*EXCERPTED PASSAGE*.
◆ ◆ ◆ ◆ ◆

This past year I was searching the internet for information about Catholicism/Protestantism, arguments both for and against, and I ran across an article titled, 'Why Protestants Convert'.


In this article was a paragraph that, as an old boss of mine used to say, really 'wrapped up my axles'. I was instantly aware; this was how I'd been thinking. Like, all my life. Also, I was instantly aware I had absolutely no argument back against this. In fact, I think I laughed out loud as I read it. As a poor, vulnerable Protestant, I was helpless in the face of this, sort of...rude exposure.


Our historical awareness of the Christian faith must rise above the popular Protestants tropes of the “Ditch Theory.” According to this error, the Apostles understood and practiced devotion to Christ in all of its purity and depth. Such fidelity to the apostolic tradition continued until Emperor Constantine elevated Christianity as the official religion of the empire, at which point the Church promptly fell into the ditch of compromise and heresy.


From Constantine through the Medieval Age, the gospel was immersed in unbiblical tradition and therefore largely misunderstood, apart from a small remnant of believers who somehow managed to get it right. Eventually, God empowered Martin Luther to confront these errors, which he initiated in 1517 when he nailed his Ninety-Five Theses to the castle church door at Wittenberg. With Luther and the reform movements that followed, Christianity was elevated three quarters of the way out of the ditch. In this nearly-restored condition, biblical Christianity remained until the founding of one’s particular denomination or church, at which point pure, biblical faith was finally returned to its original condition. Hopefully, the absurdity of this view is apparent.

◆ ◆ ◆ ◆ ◆

*GIVEN ENTRIES*.

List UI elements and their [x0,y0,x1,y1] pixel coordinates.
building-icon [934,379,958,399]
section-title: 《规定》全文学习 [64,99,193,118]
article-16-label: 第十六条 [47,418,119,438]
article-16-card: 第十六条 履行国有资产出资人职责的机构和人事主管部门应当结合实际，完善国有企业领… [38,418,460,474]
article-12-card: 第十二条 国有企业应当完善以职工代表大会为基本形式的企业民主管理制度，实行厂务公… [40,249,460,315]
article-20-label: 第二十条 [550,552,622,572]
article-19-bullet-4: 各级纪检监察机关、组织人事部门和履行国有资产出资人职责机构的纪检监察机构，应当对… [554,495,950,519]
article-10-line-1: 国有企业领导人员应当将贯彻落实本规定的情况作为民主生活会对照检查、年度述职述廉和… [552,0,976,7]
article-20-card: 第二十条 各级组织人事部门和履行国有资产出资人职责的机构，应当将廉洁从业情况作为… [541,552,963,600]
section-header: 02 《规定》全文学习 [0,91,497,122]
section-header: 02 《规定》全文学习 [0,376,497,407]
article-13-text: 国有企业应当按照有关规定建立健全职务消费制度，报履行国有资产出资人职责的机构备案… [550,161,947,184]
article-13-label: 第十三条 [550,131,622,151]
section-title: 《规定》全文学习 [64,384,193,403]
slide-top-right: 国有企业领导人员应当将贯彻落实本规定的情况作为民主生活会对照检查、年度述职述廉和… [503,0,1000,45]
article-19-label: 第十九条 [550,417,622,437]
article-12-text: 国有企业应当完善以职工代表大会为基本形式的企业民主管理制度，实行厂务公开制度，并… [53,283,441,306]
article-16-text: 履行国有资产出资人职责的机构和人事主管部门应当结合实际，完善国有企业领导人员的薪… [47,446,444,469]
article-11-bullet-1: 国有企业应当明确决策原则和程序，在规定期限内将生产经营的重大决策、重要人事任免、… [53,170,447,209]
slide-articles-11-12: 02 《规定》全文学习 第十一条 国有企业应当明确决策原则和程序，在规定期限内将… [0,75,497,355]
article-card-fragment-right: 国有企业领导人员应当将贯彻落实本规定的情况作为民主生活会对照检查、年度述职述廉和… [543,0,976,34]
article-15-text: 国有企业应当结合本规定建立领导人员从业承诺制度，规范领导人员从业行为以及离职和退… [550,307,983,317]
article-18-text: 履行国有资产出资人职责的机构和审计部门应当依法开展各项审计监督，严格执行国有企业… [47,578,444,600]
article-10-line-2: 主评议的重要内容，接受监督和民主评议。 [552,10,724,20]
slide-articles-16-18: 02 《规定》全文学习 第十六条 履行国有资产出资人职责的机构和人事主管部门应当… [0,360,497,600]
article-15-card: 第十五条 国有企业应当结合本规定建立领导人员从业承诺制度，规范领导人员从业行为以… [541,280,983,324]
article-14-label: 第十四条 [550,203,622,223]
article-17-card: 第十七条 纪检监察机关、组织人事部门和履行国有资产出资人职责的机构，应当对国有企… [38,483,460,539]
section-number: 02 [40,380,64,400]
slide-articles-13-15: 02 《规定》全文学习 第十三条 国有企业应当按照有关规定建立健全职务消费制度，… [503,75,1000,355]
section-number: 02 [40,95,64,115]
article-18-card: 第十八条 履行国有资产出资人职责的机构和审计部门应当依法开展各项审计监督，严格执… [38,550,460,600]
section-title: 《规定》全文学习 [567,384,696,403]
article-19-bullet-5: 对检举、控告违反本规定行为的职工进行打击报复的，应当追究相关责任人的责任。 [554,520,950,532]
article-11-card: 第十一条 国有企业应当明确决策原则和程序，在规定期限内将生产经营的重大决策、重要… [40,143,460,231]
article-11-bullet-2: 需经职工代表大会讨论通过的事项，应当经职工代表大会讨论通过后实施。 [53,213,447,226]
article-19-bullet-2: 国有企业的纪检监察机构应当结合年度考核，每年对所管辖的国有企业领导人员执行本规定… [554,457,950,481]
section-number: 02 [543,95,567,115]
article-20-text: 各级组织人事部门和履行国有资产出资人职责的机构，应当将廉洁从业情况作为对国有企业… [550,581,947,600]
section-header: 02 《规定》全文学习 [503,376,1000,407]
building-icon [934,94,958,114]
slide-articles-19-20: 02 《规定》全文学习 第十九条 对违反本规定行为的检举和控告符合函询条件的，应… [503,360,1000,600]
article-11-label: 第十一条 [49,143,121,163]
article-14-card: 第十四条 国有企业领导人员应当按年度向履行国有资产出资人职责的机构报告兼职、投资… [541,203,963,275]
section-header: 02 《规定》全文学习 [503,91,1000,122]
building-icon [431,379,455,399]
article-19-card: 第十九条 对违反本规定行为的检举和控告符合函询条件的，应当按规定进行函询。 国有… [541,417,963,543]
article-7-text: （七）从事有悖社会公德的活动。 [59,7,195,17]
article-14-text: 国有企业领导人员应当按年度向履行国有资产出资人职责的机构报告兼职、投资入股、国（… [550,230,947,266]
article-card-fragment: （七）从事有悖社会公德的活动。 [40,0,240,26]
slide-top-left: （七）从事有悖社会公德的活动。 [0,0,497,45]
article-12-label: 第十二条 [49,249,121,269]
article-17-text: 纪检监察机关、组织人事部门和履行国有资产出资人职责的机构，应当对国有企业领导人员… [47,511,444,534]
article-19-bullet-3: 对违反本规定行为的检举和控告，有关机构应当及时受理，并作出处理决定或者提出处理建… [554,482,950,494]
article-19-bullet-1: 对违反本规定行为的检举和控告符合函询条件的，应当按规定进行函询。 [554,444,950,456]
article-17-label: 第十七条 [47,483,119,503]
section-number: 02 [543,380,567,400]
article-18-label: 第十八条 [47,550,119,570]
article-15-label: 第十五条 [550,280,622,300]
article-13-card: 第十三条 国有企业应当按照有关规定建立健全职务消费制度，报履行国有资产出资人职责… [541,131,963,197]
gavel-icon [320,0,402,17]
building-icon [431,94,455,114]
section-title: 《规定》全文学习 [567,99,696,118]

◆ ◆ ◆ ◆ ◆

*PROBLEMS TO SOLVE*.
1. Quote the passage from the essay on why Protestants convert, starting with the words containing "Our historical awareness" and ending with "compromise and heresy.".
2. Pick up the essay on why Protestants convert after its last sentence and keep writing.

*ANSWERS FOR THIS EXERCISE*.
1.
Our historical awareness of the Christian faith must rise above the popular Protestants tropes of the “Ditch Theory.” According to this error, the Apostles understood and practiced devotion to Christ in all of its purity and depth. Such fidelity to the apostolic tradition continued until Emperor Constantine elevated Christianity as the official religion of the empire, at which point the Church promptly fell into the ditch of compromise and heresy.

2.
This had been my vague, non-verbalized position all my life. We (the Protestants) were right about all this, because, well, the Catholics just couldn't be right. Those two paragraphs pinned me to the mat. Had this been an MMA fight, I would have been furiously tapping out. I could not ignore this or dismiss it. I copied it to a Note in my iPhone and read it over and over again for several days. I had been, I realized, arrogant in my Protestant position. So snooty that I couldn't see something that now looked so plain and obvious.. I felt like Job (42:3) when he said,


'Surely I spoke of things I did not understand...'


Once I saw this, I couldn't unsee it, and it opened the door to truths and positions the church had taken in the centuries before Luther, Calvin, etc., all of which needed investigating. I learned a new term: 'Apostolic Tradition', which in turn opened other doors. Too many to list here, but this was yet another step away from Protestantism for me.